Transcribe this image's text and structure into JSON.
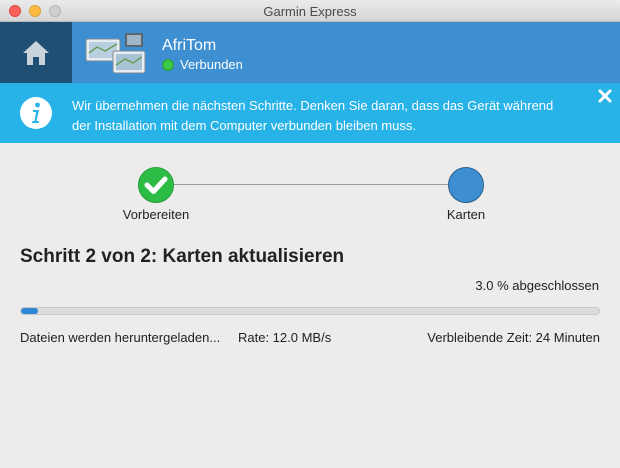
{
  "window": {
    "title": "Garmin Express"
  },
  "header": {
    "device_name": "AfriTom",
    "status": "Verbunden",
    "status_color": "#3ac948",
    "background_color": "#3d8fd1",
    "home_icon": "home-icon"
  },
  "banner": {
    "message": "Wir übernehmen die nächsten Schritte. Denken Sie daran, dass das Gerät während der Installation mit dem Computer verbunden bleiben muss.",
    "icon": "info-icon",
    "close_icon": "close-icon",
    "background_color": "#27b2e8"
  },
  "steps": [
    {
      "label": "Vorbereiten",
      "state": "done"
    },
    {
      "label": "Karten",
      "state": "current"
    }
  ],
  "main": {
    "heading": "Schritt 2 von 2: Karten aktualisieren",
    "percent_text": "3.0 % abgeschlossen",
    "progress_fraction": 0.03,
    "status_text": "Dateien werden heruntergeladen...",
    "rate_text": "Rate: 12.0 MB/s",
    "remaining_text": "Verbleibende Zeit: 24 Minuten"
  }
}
------------------------
- [Prompt]: Copy every line above that includes the string "Karten".

- [Solution for this problem]:
      "label": "Karten",
    "heading": "Schritt 2 von 2: Karten aktualisieren",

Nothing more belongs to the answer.